▸ Excerpt
# New Race Series Concept



## GregA (Oct 23, 2002)

I thought that you might like to be among the first to hear about a new concept on which I have been collaborating with several other racers. We all want to run current, touring-type cars on a sensible budget and have come to the conclusion that the only way to make this happen is to promote the creation of a new class at the regional level.

Dubbed "Touring Lite", these cars are positioned as a step between IT2 and professional touring car series like World Challenge Touring. The idea is to create a ladder system from entry to pro levels, catering to a type of car that the SCCA continues to ignore in club racing. IT2 and TL are proposed as options for regions in which member interest exists or might be developed - you are familiar with the former but I truly think you will be excited about the new class. Understand that neither IT2 nor TL are intended to replace existing SCCA classes. They just represent our best thinking about how one piece of the future of amateur road racing might look.

To learn more and see the actual rules for Touring Lite, take a look at...

http://2litre.itgo.com/touringlite.htm

Spread the word and feel more than welcome to provide feedback. Happy off-season!

Greg


----------



## morepower2 (Apr 19, 2002)

GregA said:


> *I thought that you might like to be among the first to hear about a new concept on which I have been collaborating with several other racers. We all want to run current, touring-type cars on a sensible budget and have come to the conclusion that the only way to make this happen is to promote the creation of a new class at the regional level.
> 
> Dubbed "Touring Lite", these cars are positioned as a step between IT2 and professional touring car series like World Challenge Touring. The idea is to create a ladder system from entry to pro levels, catering to a type of car that the SCCA continues to ignore in club racing. IT2 and TL are proposed as options for regions in which member interest exists or might be developed - you are familiar with the former but I truly think you will be excited about the new class. Understand that neither IT2 nor TL are intended to replace existing SCCA classes. They just represent our best thinking about how one piece of the future of amateur road racing might look.
> 
> ...


The modified class is very much like NASA's SE-R cup. The SCCA should strongly conisder rules like this but I don't think it will happen unless the movment becomes pretty large. This is why I think that SCCA is losing out to groups like NASA and TCRA, at least on the west coast.

Mike


----------

▸ Information shown
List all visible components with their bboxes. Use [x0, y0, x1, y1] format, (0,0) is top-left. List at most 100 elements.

▸ Tasks to carry out
[a] List every racing organization that the racing forum thread names as a group running or governing races.
[b] For each statement, say whether it agrees with the racing forum thread, and quote the words that decide it: (i) Touring Lite is meant to replace existing SCCA classes. (ii) Touring Lite cars are placed as a step between IT2 and professional touring car series. (iii) The reply says the SCCA is losing out to other groups at least on the west coast.
The lines have no connection to the racing forum thread.

▸ Completed exercise
[a] SCCA, NASA, TCRA

[b]
(i) No: "Understand that neither IT2 nor TL are intended to replace existing SCCA classes."
(ii) Yes: "these cars are positioned as a step between IT2 and professional touring car series like World Challenge Touring"
(iii) Yes: "SCCA is losing out to groups like NASA and TCRA, at least on the west coast"